**Task description**. Wherever a line holds the word "JSON", copy that line out.

**Data lines**.
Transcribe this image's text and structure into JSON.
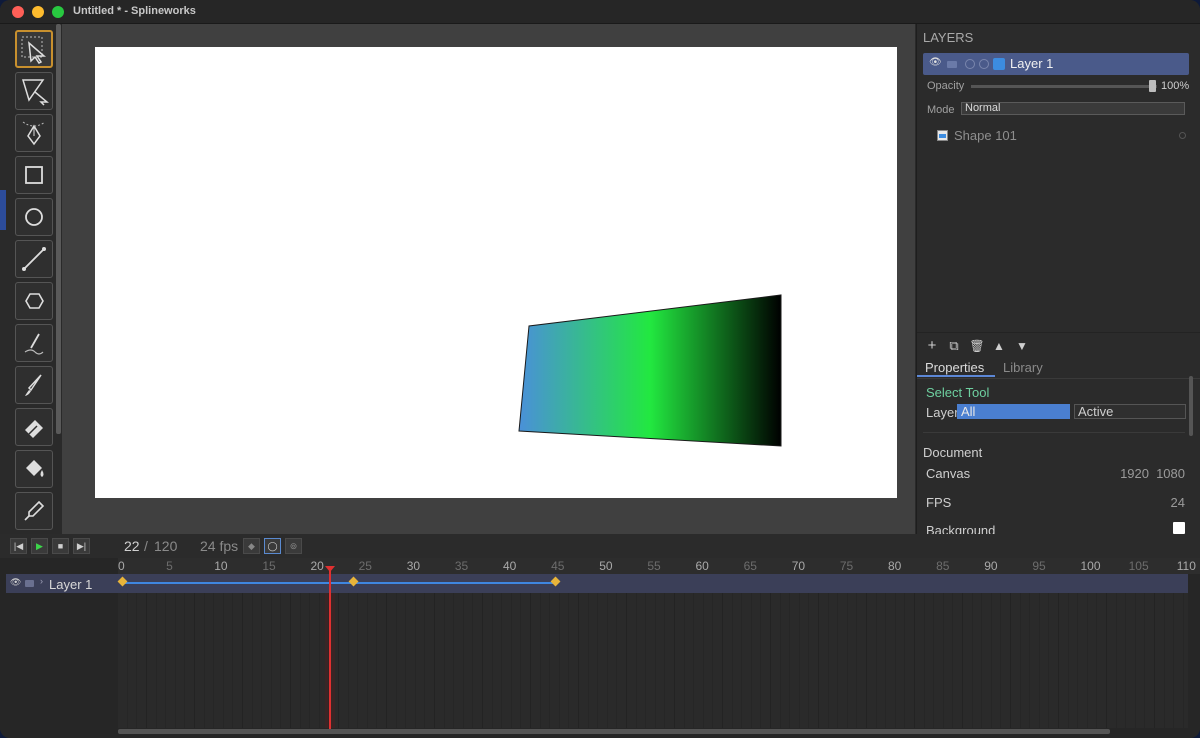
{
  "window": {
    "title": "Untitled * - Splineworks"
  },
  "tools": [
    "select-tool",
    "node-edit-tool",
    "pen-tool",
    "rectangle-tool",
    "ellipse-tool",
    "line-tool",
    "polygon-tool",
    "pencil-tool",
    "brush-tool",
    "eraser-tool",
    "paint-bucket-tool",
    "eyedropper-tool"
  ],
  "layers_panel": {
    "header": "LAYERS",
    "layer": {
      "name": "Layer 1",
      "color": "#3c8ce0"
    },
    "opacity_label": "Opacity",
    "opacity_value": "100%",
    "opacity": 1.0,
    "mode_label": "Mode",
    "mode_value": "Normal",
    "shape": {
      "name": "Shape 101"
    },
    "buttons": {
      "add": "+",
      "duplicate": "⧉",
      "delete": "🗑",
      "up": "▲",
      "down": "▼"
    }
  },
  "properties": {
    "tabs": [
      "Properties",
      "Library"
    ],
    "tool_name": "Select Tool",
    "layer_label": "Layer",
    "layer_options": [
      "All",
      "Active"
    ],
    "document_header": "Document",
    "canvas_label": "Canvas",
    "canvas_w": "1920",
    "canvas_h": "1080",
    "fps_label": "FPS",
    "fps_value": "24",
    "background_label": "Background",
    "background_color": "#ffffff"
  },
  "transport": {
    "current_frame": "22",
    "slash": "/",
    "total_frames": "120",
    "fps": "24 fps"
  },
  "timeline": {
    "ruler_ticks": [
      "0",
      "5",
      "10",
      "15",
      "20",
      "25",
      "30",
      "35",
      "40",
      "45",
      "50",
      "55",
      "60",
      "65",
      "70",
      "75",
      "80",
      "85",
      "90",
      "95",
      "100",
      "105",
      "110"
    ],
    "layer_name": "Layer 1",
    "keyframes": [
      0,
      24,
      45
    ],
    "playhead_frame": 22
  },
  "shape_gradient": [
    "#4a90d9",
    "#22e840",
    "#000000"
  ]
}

* * *

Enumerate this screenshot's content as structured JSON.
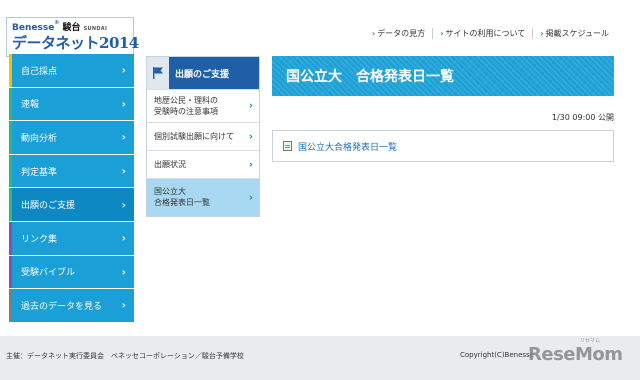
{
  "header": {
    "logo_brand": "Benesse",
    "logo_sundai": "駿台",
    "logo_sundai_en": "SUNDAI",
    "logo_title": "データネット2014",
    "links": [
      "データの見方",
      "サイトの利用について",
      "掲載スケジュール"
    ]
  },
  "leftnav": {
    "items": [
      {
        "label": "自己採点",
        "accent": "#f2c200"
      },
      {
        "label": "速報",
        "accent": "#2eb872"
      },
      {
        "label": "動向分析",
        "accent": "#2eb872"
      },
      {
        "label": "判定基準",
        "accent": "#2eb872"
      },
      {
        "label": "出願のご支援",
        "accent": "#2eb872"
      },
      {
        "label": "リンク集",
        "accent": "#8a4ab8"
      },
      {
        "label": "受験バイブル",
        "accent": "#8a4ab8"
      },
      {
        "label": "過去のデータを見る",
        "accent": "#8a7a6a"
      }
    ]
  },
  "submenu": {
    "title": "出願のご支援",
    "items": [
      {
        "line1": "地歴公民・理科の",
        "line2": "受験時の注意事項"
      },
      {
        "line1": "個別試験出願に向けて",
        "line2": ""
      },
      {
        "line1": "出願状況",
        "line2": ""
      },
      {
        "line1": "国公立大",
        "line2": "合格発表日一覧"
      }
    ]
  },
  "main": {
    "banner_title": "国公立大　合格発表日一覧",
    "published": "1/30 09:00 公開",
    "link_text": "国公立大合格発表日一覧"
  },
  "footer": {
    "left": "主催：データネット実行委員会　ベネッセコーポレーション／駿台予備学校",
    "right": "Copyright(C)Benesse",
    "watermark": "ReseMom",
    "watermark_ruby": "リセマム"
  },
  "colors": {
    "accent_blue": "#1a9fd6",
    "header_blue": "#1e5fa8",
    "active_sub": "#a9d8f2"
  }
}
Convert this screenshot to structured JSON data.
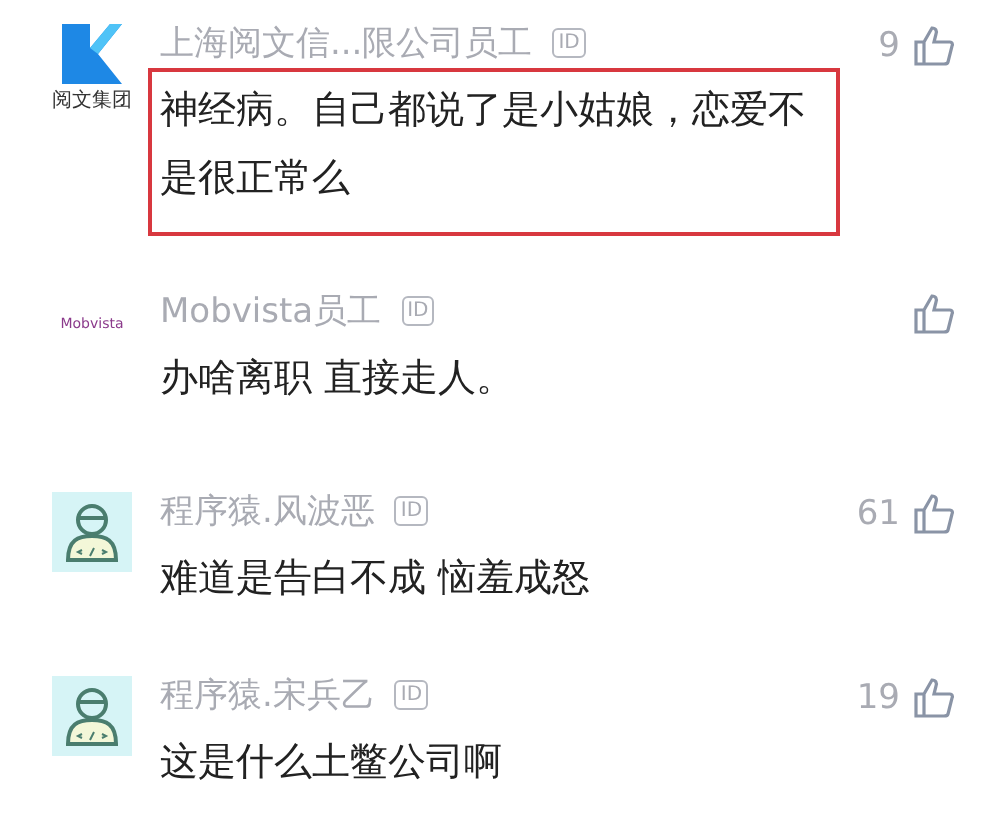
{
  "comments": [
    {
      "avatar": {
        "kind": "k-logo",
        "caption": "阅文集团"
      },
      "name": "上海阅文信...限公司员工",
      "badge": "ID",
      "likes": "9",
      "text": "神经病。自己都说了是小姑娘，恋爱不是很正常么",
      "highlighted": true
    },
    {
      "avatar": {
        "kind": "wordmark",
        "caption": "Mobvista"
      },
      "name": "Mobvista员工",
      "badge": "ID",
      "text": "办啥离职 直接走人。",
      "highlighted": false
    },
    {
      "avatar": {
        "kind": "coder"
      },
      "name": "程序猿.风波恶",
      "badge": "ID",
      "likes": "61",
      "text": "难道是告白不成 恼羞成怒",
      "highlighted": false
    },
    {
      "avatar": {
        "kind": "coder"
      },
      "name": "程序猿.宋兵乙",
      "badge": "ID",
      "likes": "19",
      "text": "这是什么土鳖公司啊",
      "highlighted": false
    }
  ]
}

---

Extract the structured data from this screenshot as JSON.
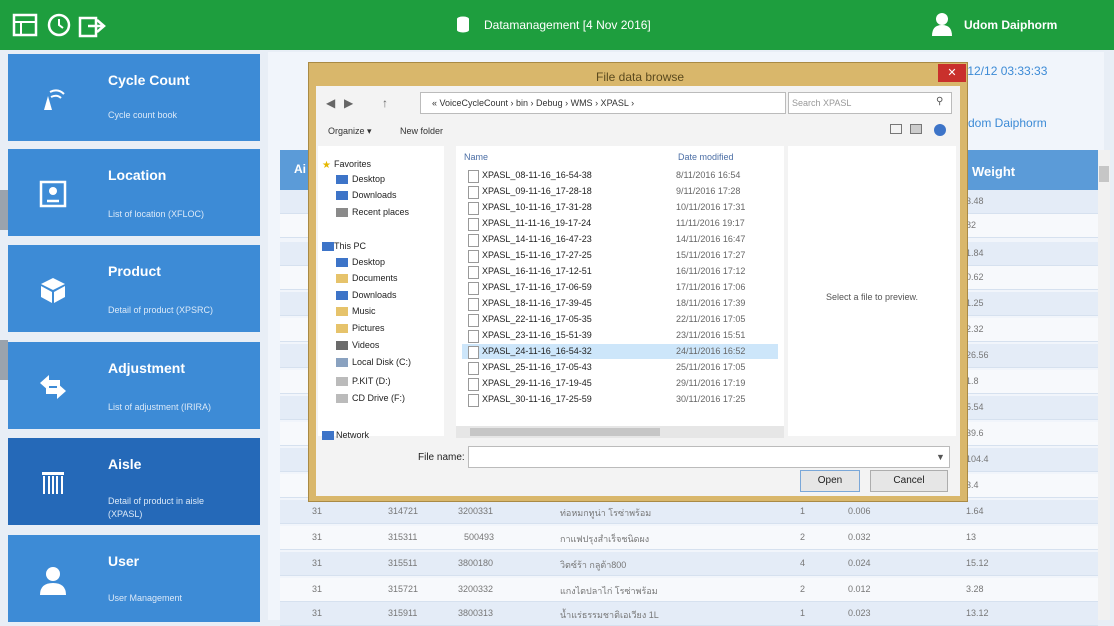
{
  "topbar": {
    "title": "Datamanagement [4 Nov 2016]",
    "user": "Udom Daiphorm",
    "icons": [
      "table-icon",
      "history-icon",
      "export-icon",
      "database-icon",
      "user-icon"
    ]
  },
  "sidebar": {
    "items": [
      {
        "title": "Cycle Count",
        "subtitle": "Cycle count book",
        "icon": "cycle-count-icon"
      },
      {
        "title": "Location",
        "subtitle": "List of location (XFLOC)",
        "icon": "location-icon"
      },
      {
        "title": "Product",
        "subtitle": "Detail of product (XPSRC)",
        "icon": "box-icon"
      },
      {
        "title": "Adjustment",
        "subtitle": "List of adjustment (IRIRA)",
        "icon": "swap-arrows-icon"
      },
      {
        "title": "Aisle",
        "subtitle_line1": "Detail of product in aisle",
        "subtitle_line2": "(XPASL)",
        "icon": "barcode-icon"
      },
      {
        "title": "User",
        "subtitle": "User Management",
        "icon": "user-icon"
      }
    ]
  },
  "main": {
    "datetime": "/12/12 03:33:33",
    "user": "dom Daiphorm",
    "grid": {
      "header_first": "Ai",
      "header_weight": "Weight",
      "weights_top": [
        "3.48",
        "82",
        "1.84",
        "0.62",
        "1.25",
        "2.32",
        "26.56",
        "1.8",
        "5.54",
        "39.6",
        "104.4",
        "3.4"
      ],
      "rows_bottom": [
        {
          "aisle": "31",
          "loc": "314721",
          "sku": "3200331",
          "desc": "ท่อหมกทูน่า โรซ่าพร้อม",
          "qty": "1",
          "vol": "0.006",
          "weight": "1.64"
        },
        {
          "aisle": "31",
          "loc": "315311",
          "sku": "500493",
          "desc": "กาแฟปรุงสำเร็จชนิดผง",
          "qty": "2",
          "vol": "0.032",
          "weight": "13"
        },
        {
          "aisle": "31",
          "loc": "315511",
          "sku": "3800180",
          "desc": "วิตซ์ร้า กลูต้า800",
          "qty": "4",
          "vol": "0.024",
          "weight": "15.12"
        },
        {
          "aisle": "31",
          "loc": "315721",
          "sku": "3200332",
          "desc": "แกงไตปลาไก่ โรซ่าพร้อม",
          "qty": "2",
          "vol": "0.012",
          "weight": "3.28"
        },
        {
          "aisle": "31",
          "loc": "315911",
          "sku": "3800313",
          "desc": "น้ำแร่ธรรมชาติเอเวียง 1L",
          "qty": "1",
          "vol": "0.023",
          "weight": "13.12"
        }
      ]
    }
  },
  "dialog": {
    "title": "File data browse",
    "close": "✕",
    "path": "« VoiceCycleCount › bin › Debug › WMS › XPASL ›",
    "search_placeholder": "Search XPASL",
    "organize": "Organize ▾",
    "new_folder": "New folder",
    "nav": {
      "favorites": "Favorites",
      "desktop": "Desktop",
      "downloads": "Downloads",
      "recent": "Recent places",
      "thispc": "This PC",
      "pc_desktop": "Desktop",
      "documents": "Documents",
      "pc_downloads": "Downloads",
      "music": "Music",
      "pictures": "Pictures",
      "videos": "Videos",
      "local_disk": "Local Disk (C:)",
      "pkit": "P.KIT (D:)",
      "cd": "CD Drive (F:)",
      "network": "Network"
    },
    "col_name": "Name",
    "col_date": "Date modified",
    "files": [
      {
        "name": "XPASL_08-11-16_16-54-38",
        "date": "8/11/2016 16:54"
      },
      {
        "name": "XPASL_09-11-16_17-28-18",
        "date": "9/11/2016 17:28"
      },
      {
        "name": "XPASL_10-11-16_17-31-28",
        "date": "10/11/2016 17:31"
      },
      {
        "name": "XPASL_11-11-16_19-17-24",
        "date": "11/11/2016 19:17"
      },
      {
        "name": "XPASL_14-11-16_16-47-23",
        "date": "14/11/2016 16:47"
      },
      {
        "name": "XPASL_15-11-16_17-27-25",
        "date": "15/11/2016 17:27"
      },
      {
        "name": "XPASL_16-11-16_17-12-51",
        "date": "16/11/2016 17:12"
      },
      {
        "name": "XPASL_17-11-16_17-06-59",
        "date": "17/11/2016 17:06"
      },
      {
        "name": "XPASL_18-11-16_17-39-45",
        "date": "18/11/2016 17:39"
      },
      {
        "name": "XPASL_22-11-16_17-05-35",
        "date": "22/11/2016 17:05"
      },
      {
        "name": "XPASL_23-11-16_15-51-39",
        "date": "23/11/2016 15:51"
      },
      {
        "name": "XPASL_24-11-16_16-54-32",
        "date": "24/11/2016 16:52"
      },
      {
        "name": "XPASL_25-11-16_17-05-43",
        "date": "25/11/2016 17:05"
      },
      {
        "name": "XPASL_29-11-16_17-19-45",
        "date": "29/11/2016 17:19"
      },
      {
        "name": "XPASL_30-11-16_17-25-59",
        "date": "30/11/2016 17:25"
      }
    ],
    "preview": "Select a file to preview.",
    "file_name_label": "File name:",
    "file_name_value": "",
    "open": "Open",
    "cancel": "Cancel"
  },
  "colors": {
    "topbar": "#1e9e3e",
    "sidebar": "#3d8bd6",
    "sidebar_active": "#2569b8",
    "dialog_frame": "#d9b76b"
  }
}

**Correct output**.
Transcribe this image's text and structure into JSON.
Enumerate this screenshot's content as structured JSON.
Convert this screenshot to structured JSON data.
Extract the structured data from this screenshot as JSON.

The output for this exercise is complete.